:: WHAT IS ASKED ::
• A. Decide whether each statement below agrees with the extract on predicting stock prices. Answer yes or no for each, and quote the deciding words of the extract.
(i) The proposed model is built with the CRISP-DM methodology over historical data of three companies listed on the Amman Stock Exchange.
(ii) Fundamental analysis is described as generally suitable for short- and medium-term speculations.
(iii) Technical analysis rests on the assumption that history repeats itself.
• B. Rewrite the rows starting at the one that contains "Segment this screenshot: for" and ending at the one that contains "row-label: ③抵偿风险 (0, 156, 133, 184)". Replace "handicap-cell" with "handicap-entry", and leave everything else unchanged.

PREDICTING STOCK PRICES USING DATA MINING TECHNIQUES

The International Arab Conference on Information Technology (ACIT'2013)

PREDICTING STOCK PRICES USING DATA MINING TECHNIQUES

1 QASEM A. AL-RADAIDEH,

2 ADEL ABU ASSAF 3 EMAN ALNAGI

1Department of Computer Information Systems, Faculty of Information Technology and Computer Science Yarmouk University, Irbid, Jordan. {qasemr@yu.edu.jo}

2ICT Department, Amman Stock Exchange, Amman, Jordan. {abuassaf@}

3Department of Computer Science, Faculty of Information Technology Philadelphia University, Jordan {ealnagi@philadelphia.edu.jo}

ABSTRACT

Forecasting stock return is an important financial subject that has attracted researchers' attention for many years. It involves an assumption that fundamental information publicly available in the past has some predictive relationships to the future stock returns. This study tries to help the investors in the stock market to decide the better timing for buying or selling stocks based on the knowledge extracted from the historical prices of such stocks. The decision taken will be based on decision tree classifier which is one of the data mining techniques. To build the proposed model, the CRISP-DM methodology is used over real historical data of three major companies listed in Amman Stock Exchange (ASE).

Keywords: Data Mining, Data Mining, Data Classification, Decision Tree, Future stock return, data mining techniques, decision tree classifiers, CRISP-DM methodology, Amman Stock Exchange.

1. INTRODUCTION

The stock market is essentially a non-linear, nonparametric system that is extremely hard to model with any reasonable accuracy [1]. Investors have been trying to find a way to predict stock prices and to find the right stocks and right timing to buy or sell. To achieve those objectives, and according to [2], [3-4] some research used the techniques of fundamental analysis, where trading rules are developed based on the information associated with macroeconomics, industry, and company. The authors of [5] and [6] said that fundamental analysis assumes that the price of a stock depends on its intrinsic value and expected return on investment. Analyzing the company's operations and the market in which the company is operating can do this. Consequently, the stock price can be predicted reasonably well. Most people believe that fundamental analysis is a good method only on a long-term basis. However, for short- and mediumterm speculations, fundamental analysis is generally not suitable.

Some other research used the techniques of technical analysis [2], in which trading rules were developed based on the historical data of stock trading price and volume. Technical analysis as illustrated in [5] and [7] refers to the

various methods that aim to predict future price movements using past stock prices and volume information. It is based on the assumption that history repeats itself and that future market directions can be determined by examining historical price data. Thus, it is assumed that price trends and patterns exist that can be identified and utilized for profit. Most of the techniques used in technical analysis are highly subjective in nature and have been shown not to be statistically valid.

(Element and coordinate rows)
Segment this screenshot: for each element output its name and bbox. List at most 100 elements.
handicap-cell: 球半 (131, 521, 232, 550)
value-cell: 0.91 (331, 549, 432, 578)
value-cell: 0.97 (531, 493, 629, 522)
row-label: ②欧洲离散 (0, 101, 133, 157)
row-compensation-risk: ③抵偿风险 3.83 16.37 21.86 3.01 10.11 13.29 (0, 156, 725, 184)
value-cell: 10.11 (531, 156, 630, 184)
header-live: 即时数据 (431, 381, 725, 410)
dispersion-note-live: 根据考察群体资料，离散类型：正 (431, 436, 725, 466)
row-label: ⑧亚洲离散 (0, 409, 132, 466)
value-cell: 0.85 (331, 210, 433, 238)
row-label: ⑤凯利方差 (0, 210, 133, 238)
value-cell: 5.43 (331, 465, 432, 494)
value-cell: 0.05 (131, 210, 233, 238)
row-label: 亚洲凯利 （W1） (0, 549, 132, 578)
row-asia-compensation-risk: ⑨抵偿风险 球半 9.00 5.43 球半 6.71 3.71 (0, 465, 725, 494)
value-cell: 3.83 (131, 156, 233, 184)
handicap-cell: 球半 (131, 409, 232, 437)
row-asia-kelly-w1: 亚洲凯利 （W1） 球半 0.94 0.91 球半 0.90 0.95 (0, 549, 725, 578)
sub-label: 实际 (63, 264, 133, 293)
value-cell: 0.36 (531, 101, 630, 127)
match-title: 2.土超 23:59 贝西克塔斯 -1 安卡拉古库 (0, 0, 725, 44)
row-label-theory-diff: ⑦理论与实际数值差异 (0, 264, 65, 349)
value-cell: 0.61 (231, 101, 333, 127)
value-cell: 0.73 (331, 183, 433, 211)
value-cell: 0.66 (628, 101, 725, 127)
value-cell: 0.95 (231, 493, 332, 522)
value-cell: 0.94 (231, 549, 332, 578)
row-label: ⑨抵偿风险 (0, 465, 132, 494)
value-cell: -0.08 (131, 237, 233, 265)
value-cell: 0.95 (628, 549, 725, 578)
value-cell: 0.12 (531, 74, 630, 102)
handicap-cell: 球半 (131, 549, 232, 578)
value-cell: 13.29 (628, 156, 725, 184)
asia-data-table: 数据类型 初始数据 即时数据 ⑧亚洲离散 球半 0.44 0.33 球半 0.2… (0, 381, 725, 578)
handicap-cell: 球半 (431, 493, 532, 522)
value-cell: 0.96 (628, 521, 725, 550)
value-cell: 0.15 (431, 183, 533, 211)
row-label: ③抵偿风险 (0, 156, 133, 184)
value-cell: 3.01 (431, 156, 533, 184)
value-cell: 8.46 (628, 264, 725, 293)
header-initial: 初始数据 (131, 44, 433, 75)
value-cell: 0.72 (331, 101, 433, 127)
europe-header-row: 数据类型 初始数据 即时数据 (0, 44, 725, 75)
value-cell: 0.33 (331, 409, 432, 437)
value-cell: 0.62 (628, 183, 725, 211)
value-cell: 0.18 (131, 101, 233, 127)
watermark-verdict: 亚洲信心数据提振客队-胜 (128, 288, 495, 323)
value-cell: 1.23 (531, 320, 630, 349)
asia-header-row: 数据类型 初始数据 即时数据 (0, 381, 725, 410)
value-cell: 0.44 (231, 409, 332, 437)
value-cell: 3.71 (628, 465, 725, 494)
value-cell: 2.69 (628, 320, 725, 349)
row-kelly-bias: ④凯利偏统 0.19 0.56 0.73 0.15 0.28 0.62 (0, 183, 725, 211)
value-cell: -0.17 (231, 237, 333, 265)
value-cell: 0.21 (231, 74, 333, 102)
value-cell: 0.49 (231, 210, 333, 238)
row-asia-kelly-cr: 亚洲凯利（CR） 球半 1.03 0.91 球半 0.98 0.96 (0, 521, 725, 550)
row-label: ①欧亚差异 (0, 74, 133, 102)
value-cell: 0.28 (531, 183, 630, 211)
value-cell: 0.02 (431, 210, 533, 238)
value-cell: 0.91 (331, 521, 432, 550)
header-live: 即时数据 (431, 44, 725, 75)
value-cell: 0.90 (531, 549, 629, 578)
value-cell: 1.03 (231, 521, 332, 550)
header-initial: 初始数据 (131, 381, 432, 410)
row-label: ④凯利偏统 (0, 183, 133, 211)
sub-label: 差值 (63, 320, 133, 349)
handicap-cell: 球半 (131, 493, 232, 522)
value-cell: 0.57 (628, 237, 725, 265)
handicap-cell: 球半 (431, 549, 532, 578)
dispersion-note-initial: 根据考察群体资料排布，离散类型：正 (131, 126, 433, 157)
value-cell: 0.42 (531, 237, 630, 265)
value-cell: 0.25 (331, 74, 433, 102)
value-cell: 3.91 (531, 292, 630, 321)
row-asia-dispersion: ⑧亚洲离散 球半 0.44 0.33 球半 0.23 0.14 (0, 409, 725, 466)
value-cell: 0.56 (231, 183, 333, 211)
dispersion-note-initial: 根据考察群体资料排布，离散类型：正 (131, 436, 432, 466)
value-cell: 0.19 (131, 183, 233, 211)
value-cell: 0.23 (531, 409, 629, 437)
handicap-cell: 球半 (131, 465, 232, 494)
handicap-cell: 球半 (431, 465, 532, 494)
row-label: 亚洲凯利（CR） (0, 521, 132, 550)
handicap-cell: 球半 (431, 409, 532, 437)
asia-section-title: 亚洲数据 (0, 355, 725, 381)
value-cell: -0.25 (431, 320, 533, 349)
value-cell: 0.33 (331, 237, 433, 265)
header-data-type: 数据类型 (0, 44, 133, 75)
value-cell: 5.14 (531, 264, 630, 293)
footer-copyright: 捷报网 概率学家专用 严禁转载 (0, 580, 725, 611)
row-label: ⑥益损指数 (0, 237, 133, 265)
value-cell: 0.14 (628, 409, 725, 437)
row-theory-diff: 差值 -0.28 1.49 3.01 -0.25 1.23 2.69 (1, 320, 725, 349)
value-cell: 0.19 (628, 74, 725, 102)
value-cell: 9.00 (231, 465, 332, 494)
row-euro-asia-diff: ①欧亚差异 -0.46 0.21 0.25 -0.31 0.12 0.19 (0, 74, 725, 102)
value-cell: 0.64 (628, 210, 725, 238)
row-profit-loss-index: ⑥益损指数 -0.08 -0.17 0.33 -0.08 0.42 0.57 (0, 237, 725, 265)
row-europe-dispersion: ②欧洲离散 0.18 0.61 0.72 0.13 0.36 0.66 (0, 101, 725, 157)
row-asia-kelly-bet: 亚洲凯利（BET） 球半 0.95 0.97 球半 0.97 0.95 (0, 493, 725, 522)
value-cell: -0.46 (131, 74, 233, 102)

...

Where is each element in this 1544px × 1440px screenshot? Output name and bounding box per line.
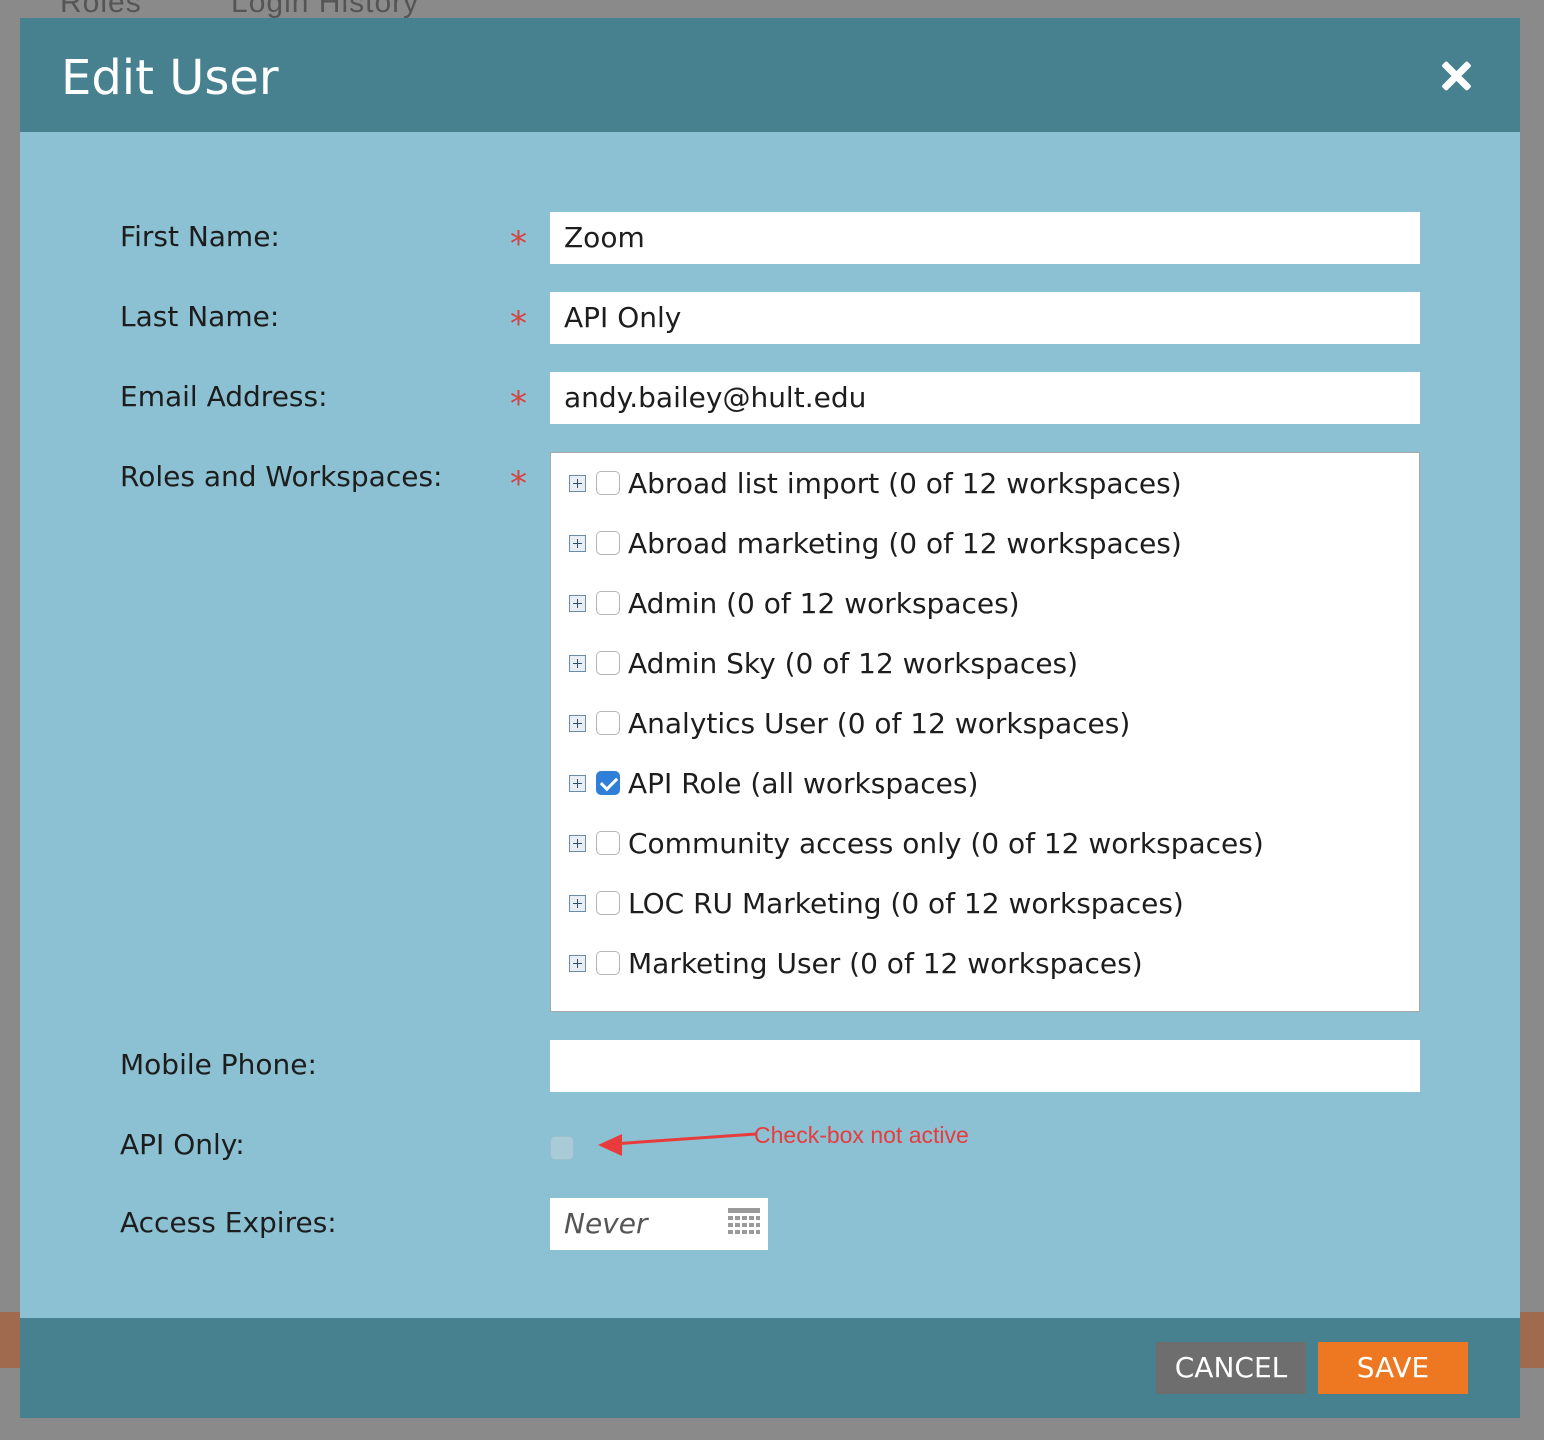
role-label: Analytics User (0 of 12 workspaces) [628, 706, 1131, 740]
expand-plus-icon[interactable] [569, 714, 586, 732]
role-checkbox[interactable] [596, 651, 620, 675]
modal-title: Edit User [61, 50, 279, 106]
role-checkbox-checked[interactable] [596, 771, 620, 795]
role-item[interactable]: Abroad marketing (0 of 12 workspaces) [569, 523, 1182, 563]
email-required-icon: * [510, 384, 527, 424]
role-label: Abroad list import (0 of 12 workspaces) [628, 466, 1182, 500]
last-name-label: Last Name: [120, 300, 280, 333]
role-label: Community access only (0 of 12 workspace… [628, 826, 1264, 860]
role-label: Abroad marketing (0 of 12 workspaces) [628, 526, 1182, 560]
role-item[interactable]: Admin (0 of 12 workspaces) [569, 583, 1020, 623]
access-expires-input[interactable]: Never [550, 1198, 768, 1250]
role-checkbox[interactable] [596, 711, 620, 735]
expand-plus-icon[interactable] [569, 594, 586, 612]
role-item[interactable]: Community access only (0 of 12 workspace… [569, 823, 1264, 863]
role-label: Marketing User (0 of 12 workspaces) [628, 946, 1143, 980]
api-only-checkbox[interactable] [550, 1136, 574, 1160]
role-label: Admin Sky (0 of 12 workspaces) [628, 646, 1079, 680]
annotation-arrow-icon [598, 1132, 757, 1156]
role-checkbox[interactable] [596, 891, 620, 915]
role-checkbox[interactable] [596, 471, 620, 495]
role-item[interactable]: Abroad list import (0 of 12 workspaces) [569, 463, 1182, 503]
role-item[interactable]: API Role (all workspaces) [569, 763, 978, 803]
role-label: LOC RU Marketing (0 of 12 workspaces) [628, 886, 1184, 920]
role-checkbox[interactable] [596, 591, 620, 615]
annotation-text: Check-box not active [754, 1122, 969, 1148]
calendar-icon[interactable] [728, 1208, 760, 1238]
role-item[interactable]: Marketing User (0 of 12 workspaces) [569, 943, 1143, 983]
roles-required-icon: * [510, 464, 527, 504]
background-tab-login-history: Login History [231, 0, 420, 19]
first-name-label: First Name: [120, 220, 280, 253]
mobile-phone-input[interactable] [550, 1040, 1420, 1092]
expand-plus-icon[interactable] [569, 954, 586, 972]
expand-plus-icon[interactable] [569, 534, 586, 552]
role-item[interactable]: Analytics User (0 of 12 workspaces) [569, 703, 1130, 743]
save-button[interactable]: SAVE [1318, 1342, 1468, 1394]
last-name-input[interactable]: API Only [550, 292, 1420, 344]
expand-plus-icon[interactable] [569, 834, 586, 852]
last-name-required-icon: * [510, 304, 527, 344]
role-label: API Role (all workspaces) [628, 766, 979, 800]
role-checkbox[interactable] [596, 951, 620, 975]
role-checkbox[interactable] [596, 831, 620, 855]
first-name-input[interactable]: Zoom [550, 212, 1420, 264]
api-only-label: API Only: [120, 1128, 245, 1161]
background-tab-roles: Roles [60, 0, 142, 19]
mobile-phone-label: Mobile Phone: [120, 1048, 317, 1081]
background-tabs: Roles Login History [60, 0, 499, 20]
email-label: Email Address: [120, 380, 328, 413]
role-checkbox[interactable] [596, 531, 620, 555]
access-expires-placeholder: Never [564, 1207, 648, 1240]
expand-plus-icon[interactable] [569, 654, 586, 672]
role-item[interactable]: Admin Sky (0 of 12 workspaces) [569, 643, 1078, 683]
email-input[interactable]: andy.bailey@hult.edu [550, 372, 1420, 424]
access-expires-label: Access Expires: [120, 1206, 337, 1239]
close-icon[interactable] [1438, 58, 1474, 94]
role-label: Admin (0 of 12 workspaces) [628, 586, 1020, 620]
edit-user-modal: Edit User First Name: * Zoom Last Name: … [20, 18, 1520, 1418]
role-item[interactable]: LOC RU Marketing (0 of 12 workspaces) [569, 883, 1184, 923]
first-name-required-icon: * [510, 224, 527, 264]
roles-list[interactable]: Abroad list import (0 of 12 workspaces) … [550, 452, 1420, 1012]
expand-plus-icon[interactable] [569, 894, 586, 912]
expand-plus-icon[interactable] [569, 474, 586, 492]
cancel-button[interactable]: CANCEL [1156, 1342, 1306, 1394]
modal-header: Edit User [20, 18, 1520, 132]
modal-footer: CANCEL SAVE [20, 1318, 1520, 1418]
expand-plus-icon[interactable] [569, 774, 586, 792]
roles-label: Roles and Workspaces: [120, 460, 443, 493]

:: FINAL ANSWERS ::
• A.
(i) Yes: "the CRISP-DM methodology is used over real historical data of three major companies listed in Amman Stock Exchange (ASE)"
(ii) No: "for short- and mediumterm speculations, fundamental analysis is generally not suitable"
(iii) Yes: "It is based on the assumption that history repeats itself"

• B.
Segment this screenshot: for each element output its name and bbox. List at most 100 elements.
handicap-entry: 球半 (131, 521, 232, 550)
value-cell: 0.91 (331, 549, 432, 578)
value-cell: 0.97 (531, 493, 629, 522)
row-label: ②欧洲离散 (0, 101, 133, 157)
row-compensation-risk: ③抵偿风险 3.83 16.37 21.86 3.01 10.11 13.29 (0, 156, 725, 184)
value-cell: 10.11 (531, 156, 630, 184)
header-live: 即时数据 (431, 381, 725, 410)
dispersion-note-live: 根据考察群体资料，离散类型：正 (431, 436, 725, 466)
row-label: ⑧亚洲离散 (0, 409, 132, 466)
value-cell: 0.85 (331, 210, 433, 238)
row-label: ⑤凯利方差 (0, 210, 133, 238)
value-cell: 5.43 (331, 465, 432, 494)
value-cell: 0.05 (131, 210, 233, 238)
row-label: 亚洲凯利 （W1） (0, 549, 132, 578)
row-asia-compensation-risk: ⑨抵偿风险 球半 9.00 5.43 球半 6.71 3.71 (0, 465, 725, 494)
value-cell: 3.83 (131, 156, 233, 184)
handicap-entry: 球半 (131, 409, 232, 437)
row-asia-kelly-w1: 亚洲凯利 （W1） 球半 0.94 0.91 球半 0.90 0.95 (0, 549, 725, 578)
sub-label: 实际 (63, 264, 133, 293)
value-cell: 0.36 (531, 101, 630, 127)
match-title: 2.土超 23:59 贝西克塔斯 -1 安卡拉古库 (0, 0, 725, 44)
row-label-theory-diff: ⑦理论与实际数值差异 (0, 264, 65, 349)
value-cell: 0.61 (231, 101, 333, 127)
value-cell: 0.73 (331, 183, 433, 211)
value-cell: 0.66 (628, 101, 725, 127)
value-cell: 0.95 (231, 493, 332, 522)
value-cell: 0.94 (231, 549, 332, 578)
row-label: ⑨抵偿风险 (0, 465, 132, 494)
value-cell: -0.08 (131, 237, 233, 265)
value-cell: 0.95 (628, 549, 725, 578)
value-cell: 0.12 (531, 74, 630, 102)
handicap-entry: 球半 (131, 549, 232, 578)
value-cell: 13.29 (628, 156, 725, 184)
asia-data-table: 数据类型 初始数据 即时数据 ⑧亚洲离散 球半 0.44 0.33 球半 0.2… (0, 381, 725, 578)
handicap-entry: 球半 (431, 493, 532, 522)
value-cell: 0.96 (628, 521, 725, 550)
value-cell: 0.15 (431, 183, 533, 211)
row-label: ③抵偿风险 (0, 156, 133, 184)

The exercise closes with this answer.